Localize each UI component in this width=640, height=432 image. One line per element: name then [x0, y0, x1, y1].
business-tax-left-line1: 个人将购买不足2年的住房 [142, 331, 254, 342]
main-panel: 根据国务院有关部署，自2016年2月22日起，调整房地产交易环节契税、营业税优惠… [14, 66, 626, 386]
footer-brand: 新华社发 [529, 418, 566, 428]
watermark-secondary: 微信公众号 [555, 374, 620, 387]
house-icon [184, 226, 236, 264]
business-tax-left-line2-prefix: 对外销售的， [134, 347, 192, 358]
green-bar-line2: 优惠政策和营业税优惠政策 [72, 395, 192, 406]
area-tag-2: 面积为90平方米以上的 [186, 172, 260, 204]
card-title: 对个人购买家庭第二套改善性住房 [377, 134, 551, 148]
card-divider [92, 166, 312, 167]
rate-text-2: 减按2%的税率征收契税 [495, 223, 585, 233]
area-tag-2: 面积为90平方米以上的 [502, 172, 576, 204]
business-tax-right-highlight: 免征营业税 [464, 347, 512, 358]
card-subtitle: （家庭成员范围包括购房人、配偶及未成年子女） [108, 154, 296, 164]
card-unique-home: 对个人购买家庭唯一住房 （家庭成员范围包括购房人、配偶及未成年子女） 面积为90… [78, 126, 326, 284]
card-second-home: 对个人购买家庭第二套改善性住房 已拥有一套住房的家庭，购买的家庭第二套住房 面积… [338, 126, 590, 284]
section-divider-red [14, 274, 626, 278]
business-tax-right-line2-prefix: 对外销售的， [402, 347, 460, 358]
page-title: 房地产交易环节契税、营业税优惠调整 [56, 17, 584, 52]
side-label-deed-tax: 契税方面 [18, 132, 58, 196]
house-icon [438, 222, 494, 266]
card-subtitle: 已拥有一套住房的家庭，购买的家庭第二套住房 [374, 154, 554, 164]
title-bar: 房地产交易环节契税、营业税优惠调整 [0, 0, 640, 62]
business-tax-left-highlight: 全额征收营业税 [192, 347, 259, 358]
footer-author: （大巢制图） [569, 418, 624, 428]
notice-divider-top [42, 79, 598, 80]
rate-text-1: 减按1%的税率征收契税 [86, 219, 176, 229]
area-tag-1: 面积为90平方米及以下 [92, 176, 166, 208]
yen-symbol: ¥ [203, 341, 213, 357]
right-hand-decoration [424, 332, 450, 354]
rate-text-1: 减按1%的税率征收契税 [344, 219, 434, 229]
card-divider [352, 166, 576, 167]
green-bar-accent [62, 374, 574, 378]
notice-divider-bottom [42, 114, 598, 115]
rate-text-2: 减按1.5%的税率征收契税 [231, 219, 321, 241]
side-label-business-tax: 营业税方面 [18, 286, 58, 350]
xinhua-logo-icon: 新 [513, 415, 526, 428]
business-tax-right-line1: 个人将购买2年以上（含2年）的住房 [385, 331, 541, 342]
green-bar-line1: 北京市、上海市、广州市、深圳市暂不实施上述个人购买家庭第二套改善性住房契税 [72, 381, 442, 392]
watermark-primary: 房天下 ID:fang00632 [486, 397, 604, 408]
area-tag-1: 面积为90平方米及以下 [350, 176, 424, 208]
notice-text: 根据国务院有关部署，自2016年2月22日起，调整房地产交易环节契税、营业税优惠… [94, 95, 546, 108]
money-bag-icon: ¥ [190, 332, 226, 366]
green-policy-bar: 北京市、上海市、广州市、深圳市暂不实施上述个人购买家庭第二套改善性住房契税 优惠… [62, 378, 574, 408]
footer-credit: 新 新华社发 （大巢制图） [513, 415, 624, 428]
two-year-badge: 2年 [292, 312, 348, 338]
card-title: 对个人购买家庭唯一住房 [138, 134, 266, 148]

...

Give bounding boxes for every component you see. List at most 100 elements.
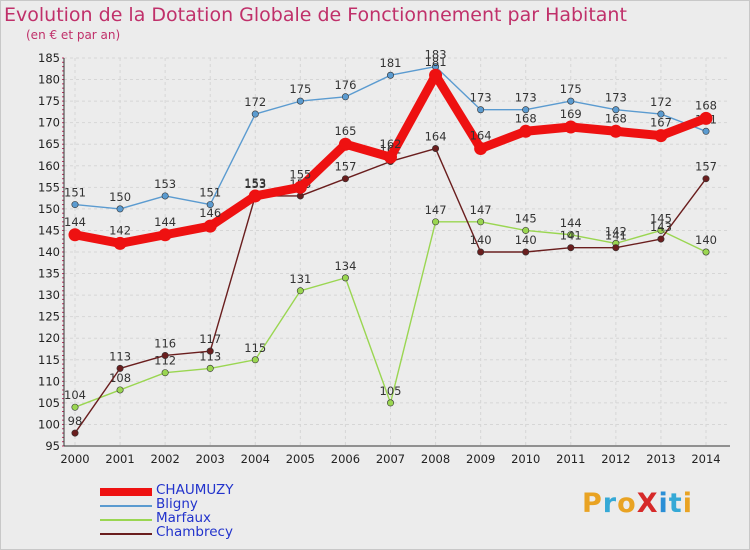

_Exercise goal_. Return, unchanged, every line of the material between the line holding "Localize each UI" and the line holding "card-subtitle: （家庭成员范围包括购房人、配偶及未成年子女） [108, 154, 296, 164]", inclusive.

_In response_.
Localize each UI component in this width=640, height=432 image. One line per element: name then [x0, y0, x1, y1].
business-tax-left-line1: 个人将购买不足2年的住房 [142, 331, 254, 342]
main-panel: 根据国务院有关部署，自2016年2月22日起，调整房地产交易环节契税、营业税优惠… [14, 66, 626, 386]
footer-brand: 新华社发 [529, 418, 566, 428]
watermark-secondary: 微信公众号 [555, 374, 620, 387]
house-icon [184, 226, 236, 264]
business-tax-left-line2-prefix: 对外销售的， [134, 347, 192, 358]
green-bar-line2: 优惠政策和营业税优惠政策 [72, 395, 192, 406]
area-tag-2: 面积为90平方米以上的 [186, 172, 260, 204]
card-title: 对个人购买家庭第二套改善性住房 [377, 134, 551, 148]
card-divider [92, 166, 312, 167]
rate-text-2: 减按2%的税率征收契税 [495, 223, 585, 233]
area-tag-2: 面积为90平方米以上的 [502, 172, 576, 204]
business-tax-right-highlight: 免征营业税 [464, 347, 512, 358]
card-subtitle: （家庭成员范围包括购房人、配偶及未成年子女） [108, 154, 296, 164]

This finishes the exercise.